Stated task> Collect every line in the records below that contains the word "name".

Recorded information>
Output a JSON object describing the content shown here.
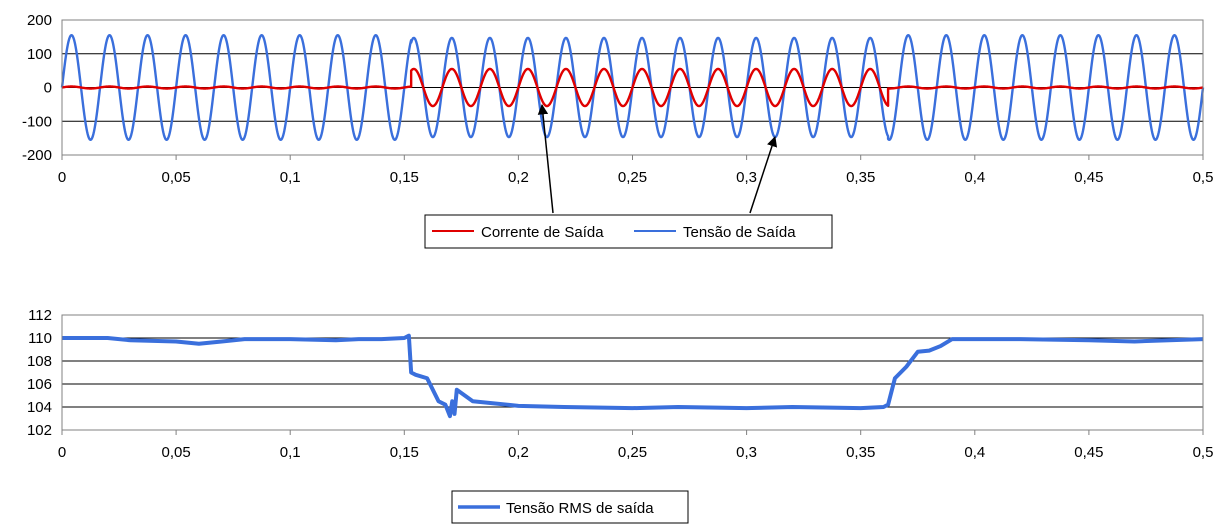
{
  "colors": {
    "current": "#e00000",
    "voltage": "#3a6fdc",
    "rms": "#3a6fdc",
    "grid": "#000000",
    "axis": "#808080"
  },
  "chart_data": [
    {
      "type": "line",
      "title": "",
      "xlabel": "",
      "ylabel": "",
      "xlim": [
        0,
        0.5
      ],
      "ylim": [
        -200,
        200
      ],
      "x_ticks": [
        0,
        0.05,
        0.1,
        0.15,
        0.2,
        0.25,
        0.3,
        0.35,
        0.4,
        0.45,
        0.5
      ],
      "x_tick_labels": [
        "0",
        "0,05",
        "0,1",
        "0,15",
        "0,2",
        "0,25",
        "0,3",
        "0,35",
        "0,4",
        "0,45",
        "0,5"
      ],
      "y_ticks": [
        -200,
        -100,
        0,
        100,
        200
      ],
      "y_tick_labels": [
        "-200",
        "-100",
        "0",
        "100",
        "200"
      ],
      "grid": "horizontal",
      "legend_position": "bottom",
      "series": [
        {
          "name": "Corrente de Saída",
          "color": "#e00000",
          "waveform": "sine",
          "frequency_hz": 60,
          "segments": [
            {
              "x_start": 0,
              "x_end": 0.153,
              "amplitude": 3
            },
            {
              "x_start": 0.153,
              "x_end": 0.362,
              "amplitude": 55
            },
            {
              "x_start": 0.362,
              "x_end": 0.5,
              "amplitude": 3
            }
          ]
        },
        {
          "name": "Tensão de Saída",
          "color": "#3a6fdc",
          "waveform": "sine",
          "frequency_hz": 60,
          "segments": [
            {
              "x_start": 0,
              "x_end": 0.153,
              "amplitude": 155
            },
            {
              "x_start": 0.153,
              "x_end": 0.362,
              "amplitude": 147
            },
            {
              "x_start": 0.362,
              "x_end": 0.5,
              "amplitude": 155
            }
          ]
        }
      ]
    },
    {
      "type": "line",
      "title": "",
      "xlabel": "",
      "ylabel": "",
      "xlim": [
        0,
        0.5
      ],
      "ylim": [
        102,
        112
      ],
      "x_ticks": [
        0,
        0.05,
        0.1,
        0.15,
        0.2,
        0.25,
        0.3,
        0.35,
        0.4,
        0.45,
        0.5
      ],
      "x_tick_labels": [
        "0",
        "0,05",
        "0,1",
        "0,15",
        "0,2",
        "0,25",
        "0,3",
        "0,35",
        "0,4",
        "0,45",
        "0,5"
      ],
      "y_ticks": [
        102,
        104,
        106,
        108,
        110,
        112
      ],
      "y_tick_labels": [
        "102",
        "104",
        "106",
        "108",
        "110",
        "112"
      ],
      "grid": "horizontal",
      "legend_position": "bottom",
      "series": [
        {
          "name": "Tensão RMS de saída",
          "color": "#3a6fdc",
          "x": [
            0,
            0.02,
            0.03,
            0.05,
            0.06,
            0.07,
            0.08,
            0.1,
            0.12,
            0.13,
            0.14,
            0.15,
            0.152,
            0.153,
            0.155,
            0.16,
            0.165,
            0.168,
            0.17,
            0.171,
            0.172,
            0.173,
            0.18,
            0.2,
            0.22,
            0.25,
            0.27,
            0.3,
            0.32,
            0.35,
            0.36,
            0.362,
            0.365,
            0.37,
            0.375,
            0.38,
            0.385,
            0.39,
            0.4,
            0.42,
            0.45,
            0.47,
            0.5
          ],
          "y": [
            110,
            110,
            109.8,
            109.7,
            109.5,
            109.7,
            109.9,
            109.9,
            109.8,
            109.9,
            109.9,
            110,
            110.2,
            107,
            106.8,
            106.5,
            104.5,
            104.2,
            103.2,
            104.5,
            103.4,
            105.5,
            104.5,
            104.1,
            104,
            103.9,
            104,
            103.9,
            104,
            103.9,
            104,
            104.2,
            106.5,
            107.5,
            108.8,
            108.9,
            109.3,
            109.9,
            109.9,
            109.9,
            109.8,
            109.7,
            109.9
          ]
        }
      ]
    }
  ]
}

Correct output>
          "name": "Corrente de Saída",
          "name": "Tensão de Saída",
          "name": "Tensão RMS de saída",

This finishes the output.